** Start of RAW DATA **

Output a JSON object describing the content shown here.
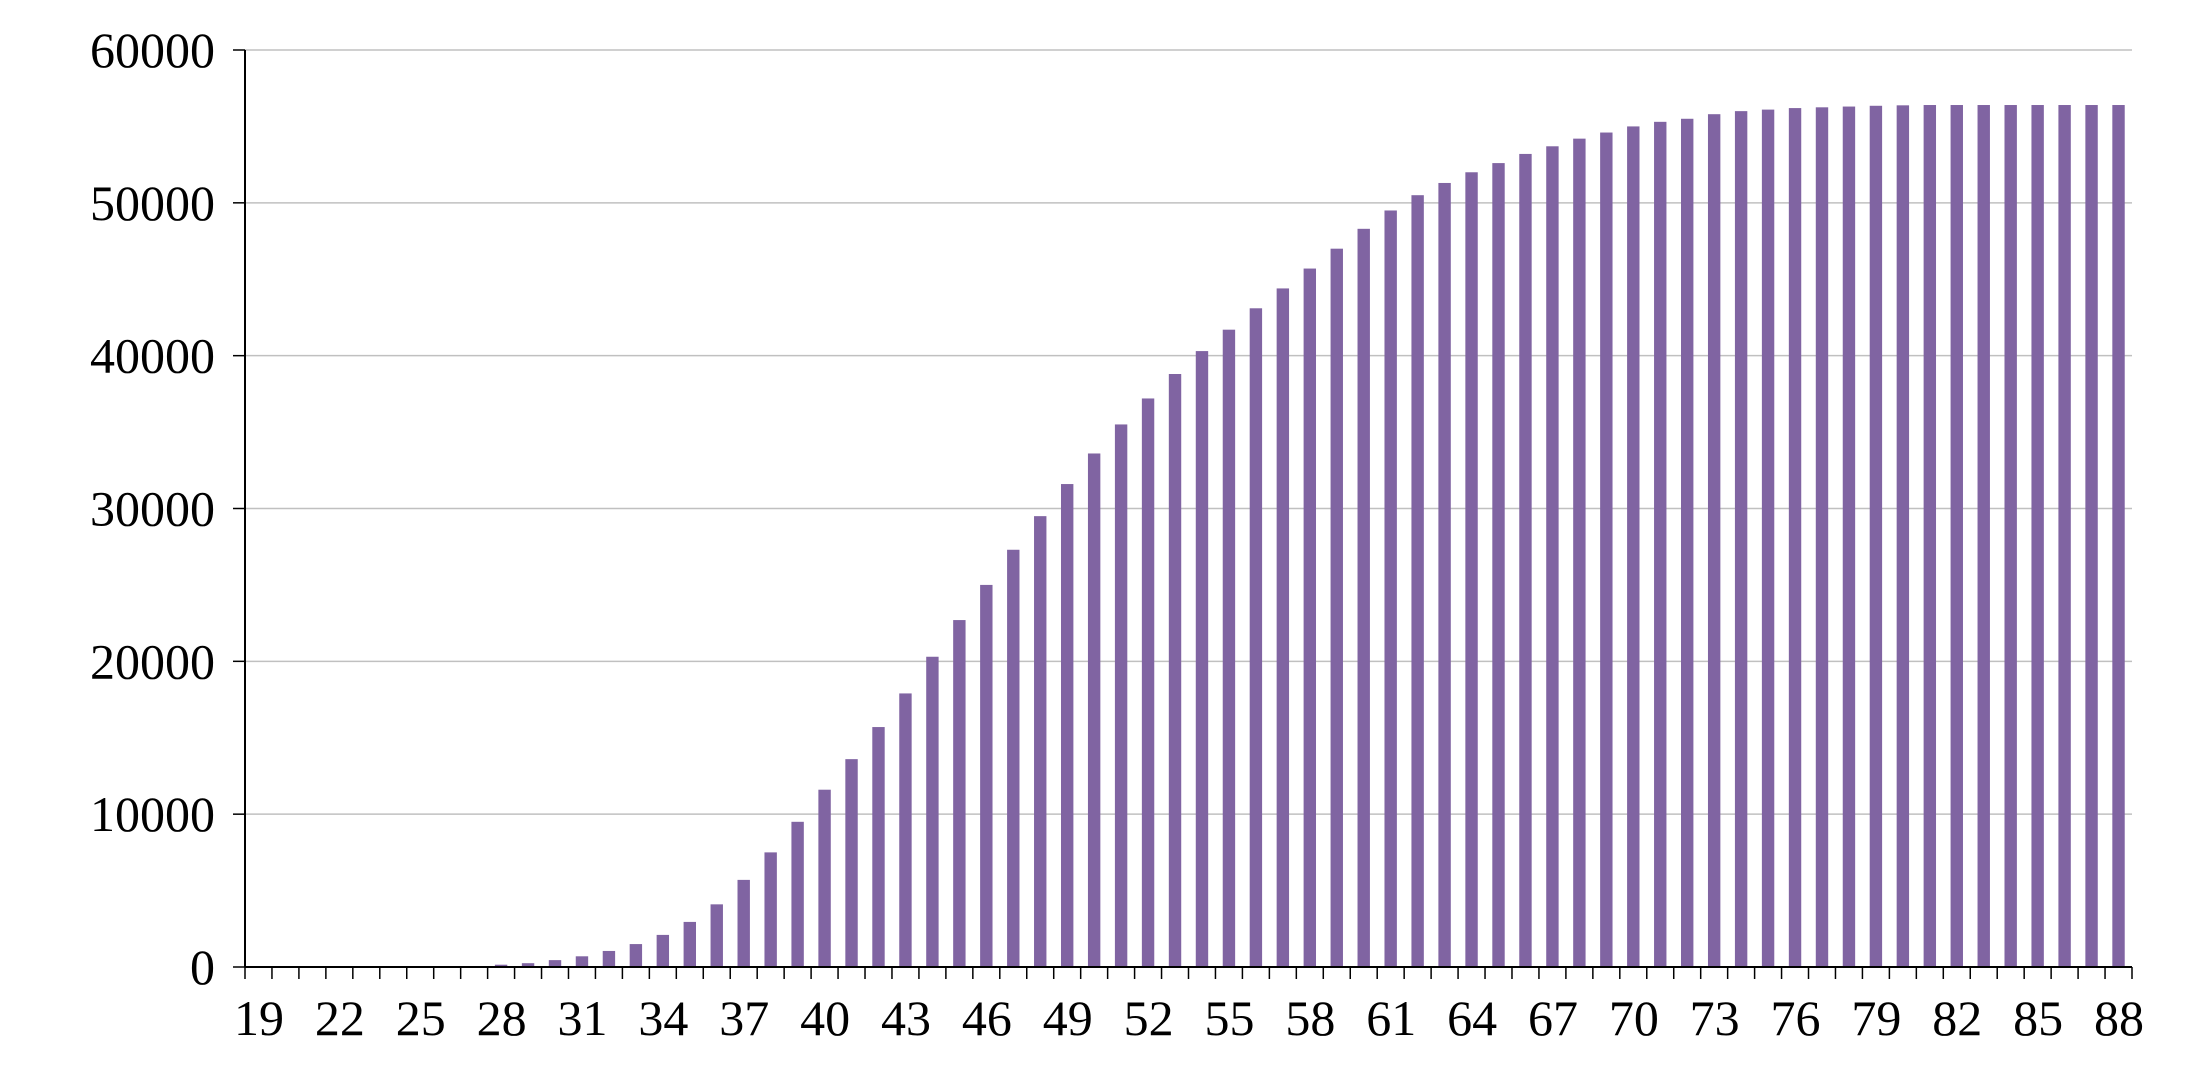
{
  "chart_data": {
    "type": "bar",
    "title": "",
    "xlabel": "",
    "ylabel": "",
    "x": [
      19,
      20,
      21,
      22,
      23,
      24,
      25,
      26,
      27,
      28,
      29,
      30,
      31,
      32,
      33,
      34,
      35,
      36,
      37,
      38,
      39,
      40,
      41,
      42,
      43,
      44,
      45,
      46,
      47,
      48,
      49,
      50,
      51,
      52,
      53,
      54,
      55,
      56,
      57,
      58,
      59,
      60,
      61,
      62,
      63,
      64,
      65,
      66,
      67,
      68,
      69,
      70,
      71,
      72,
      73,
      74,
      75,
      76,
      77,
      78,
      79,
      80,
      81,
      82,
      83,
      84,
      85,
      86,
      87,
      88
    ],
    "x_tick_labels": [
      "19",
      "22",
      "25",
      "28",
      "31",
      "34",
      "37",
      "40",
      "43",
      "46",
      "49",
      "52",
      "55",
      "58",
      "61",
      "64",
      "67",
      "70",
      "73",
      "76",
      "79",
      "82",
      "85",
      "88"
    ],
    "values": [
      0,
      0,
      0,
      0,
      0,
      0,
      0,
      0,
      0,
      150,
      250,
      450,
      700,
      1050,
      1500,
      2100,
      2950,
      4100,
      5700,
      7500,
      9500,
      11600,
      13600,
      15700,
      17900,
      20300,
      22700,
      25000,
      27300,
      29500,
      31600,
      33600,
      35500,
      37200,
      38800,
      40300,
      41700,
      43100,
      44400,
      45700,
      47000,
      48300,
      49500,
      50500,
      51300,
      52000,
      52600,
      53200,
      53700,
      54200,
      54600,
      55000,
      55300,
      55500,
      55800,
      56000,
      56100,
      56200,
      56250,
      56300,
      56350,
      56380,
      56400,
      56400,
      56400,
      56400,
      56400,
      56400,
      56400,
      56400
    ],
    "y_ticks": [
      0,
      10000,
      20000,
      30000,
      40000,
      50000,
      60000
    ],
    "ylim": [
      0,
      60000
    ],
    "grid": true,
    "legend": "none",
    "colors": {
      "bar": "#8064a2",
      "grid": "#c0c0c0",
      "axis": "#000000"
    }
  }
}
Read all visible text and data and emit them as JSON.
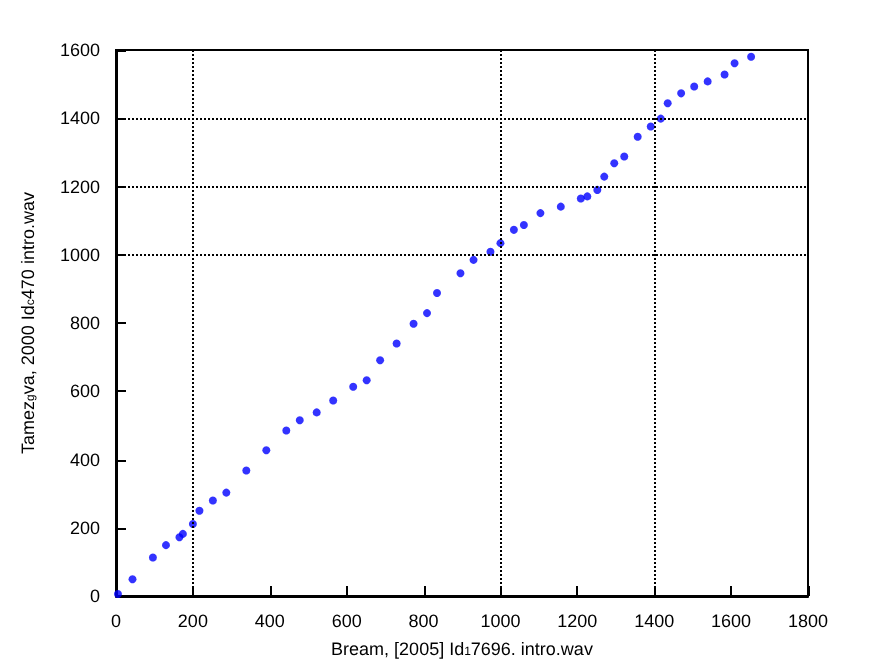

** End of RAW DATA **

- WHAT YOU SHOULD DO -
Keep the pictures out of your copy, and repeat every entry above exactly.

- SOLUTION FOR THIS TASK -
Output a JSON object describing the content shown here.
{
  "chart_data": {
    "type": "bar",
    "title": "",
    "xlabel": "",
    "ylabel": "",
    "x": [
      19,
      20,
      21,
      22,
      23,
      24,
      25,
      26,
      27,
      28,
      29,
      30,
      31,
      32,
      33,
      34,
      35,
      36,
      37,
      38,
      39,
      40,
      41,
      42,
      43,
      44,
      45,
      46,
      47,
      48,
      49,
      50,
      51,
      52,
      53,
      54,
      55,
      56,
      57,
      58,
      59,
      60,
      61,
      62,
      63,
      64,
      65,
      66,
      67,
      68,
      69,
      70,
      71,
      72,
      73,
      74,
      75,
      76,
      77,
      78,
      79,
      80,
      81,
      82,
      83,
      84,
      85,
      86,
      87,
      88
    ],
    "x_tick_labels": [
      "19",
      "22",
      "25",
      "28",
      "31",
      "34",
      "37",
      "40",
      "43",
      "46",
      "49",
      "52",
      "55",
      "58",
      "61",
      "64",
      "67",
      "70",
      "73",
      "76",
      "79",
      "82",
      "85",
      "88"
    ],
    "values": [
      0,
      0,
      0,
      0,
      0,
      0,
      0,
      0,
      0,
      150,
      250,
      450,
      700,
      1050,
      1500,
      2100,
      2950,
      4100,
      5700,
      7500,
      9500,
      11600,
      13600,
      15700,
      17900,
      20300,
      22700,
      25000,
      27300,
      29500,
      31600,
      33600,
      35500,
      37200,
      38800,
      40300,
      41700,
      43100,
      44400,
      45700,
      47000,
      48300,
      49500,
      50500,
      51300,
      52000,
      52600,
      53200,
      53700,
      54200,
      54600,
      55000,
      55300,
      55500,
      55800,
      56000,
      56100,
      56200,
      56250,
      56300,
      56350,
      56380,
      56400,
      56400,
      56400,
      56400,
      56400,
      56400,
      56400,
      56400
    ],
    "y_ticks": [
      0,
      10000,
      20000,
      30000,
      40000,
      50000,
      60000
    ],
    "ylim": [
      0,
      60000
    ],
    "grid": true,
    "legend": "none",
    "colors": {
      "bar": "#8064a2",
      "grid": "#c0c0c0",
      "axis": "#000000"
    }
  }
}
Read all visible text and data and emit them as JSON.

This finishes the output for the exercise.